» **COMPITO**: Prosegua il testo sulla fine di Instagram a partire dall'ultima frase riportata.
------ TESTO DA LEGGERE ------
La fine di Instagram

È la fine di Instagram o almeno dell’app che abbiamo imparato ad usare in questi anni. L’applicazione creata nel 2010 da Kevin Systrom e Mike Krieger in questi dodici anni ha subìto diverse trasformazioni per adeguarsi all’evoluzione tecnologica e ai bisogni degli utenti, ma oggi rischia di prendere una strada tortuosa e forse senza uscita.

Una metamorfosi iniziata 10 anni fa

Instagram nacque con l’idea di consentire un racconto per immagini della propria vita, seguendo un formato rigido, quello quadrato, che rendeva la visualizzazione ottimale da smartphone. Un altro elemento distintivo rispetto ai servizi di photo sharing erano i filtri, che permettevano di virare lo scatto, dandogli un aspetto meno amatoriale. Scelte che hanno conquistato le masse e fatto storcere il naso ai fotografi professionisti o semi professionisti che, piano piano, si sono dovuti arrendere alla promessa di visibilità che servizi come Flickr o 500px non potevano garantire.

Nel 2012, quando aveva meno di 20 milioni di utenti, Mark Zuckerberg acquisì IG per circa un miliardo di dollari, intuendone il potenziale e sfruttando le capacità di sviluppo del suo team per un mondo in mobilità per il quale Facebook non era stato concepito. È l’inizio di una metamorfosi che porterà l’app a raggiungere 2 miliardi di utenti attivi mensili, ma anche a perdere lo spirito originario in nome di una subalternità alle esigenze di business del gruppo Meta.
Nel 2013 verranno introdotti i video e i messaggi privati, nel 2015 cadranno le limitazioni alle dimensioni delle foto e verrà aggiunta la sezione Esplora che farà emergere i contenuti più popolari scelti da un algoritmo.
------ ESTRATTO DATI ------
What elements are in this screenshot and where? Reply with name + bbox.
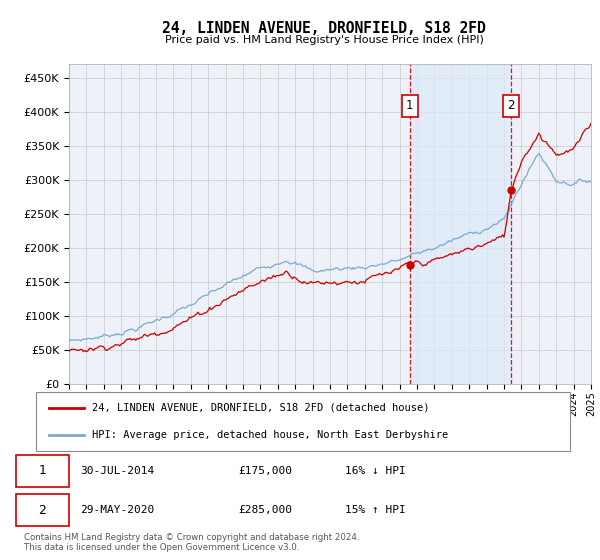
------
» **SOLUZIONE**:
Un punto di svolta critico è quello incontrato nel 2016 quando vengono introdotte le Storie, un formato di contenuti effimeri inventato da Snapchat, azienda piccola sfuggita alle lusinghe pecuniarie del diavolo tentatore Zuckerberg. Fu una scelta criticata, ma che consentì all’app di riconquistare il gradimento degli adolescenti che erano alla ricerca di un modo più leggero di raccontarsi, da affiancare a quello studiato e immortalato nel proprio profilo. Un successo certificato dalle parole del capo dell’epoca Kevin Systrom, che nel 2018 affermò: “il tempo speso a guardare le storie eguaglia quasi quello trascorso a scorrere il feed principale”.

Sempre nel 2016 fu fatta un’altra scelta difficile e molto criticata dagli utenti e dagli influencer: l’abbandono del feed cronologico a favore dell’adozione di quello algoritmico, sul modello di Facebook. In pratica, i contenuti della homepage, come spiegato qui, venivano scelti dai sistemi di machine learning in funzione delle abitudini del singolo utente, ma sempre all’interno degli account seguiti. Anche questa decisione si è rivelata giusta perché ha fatto crescere gli utenti e il tempo di utilizzo dell’app.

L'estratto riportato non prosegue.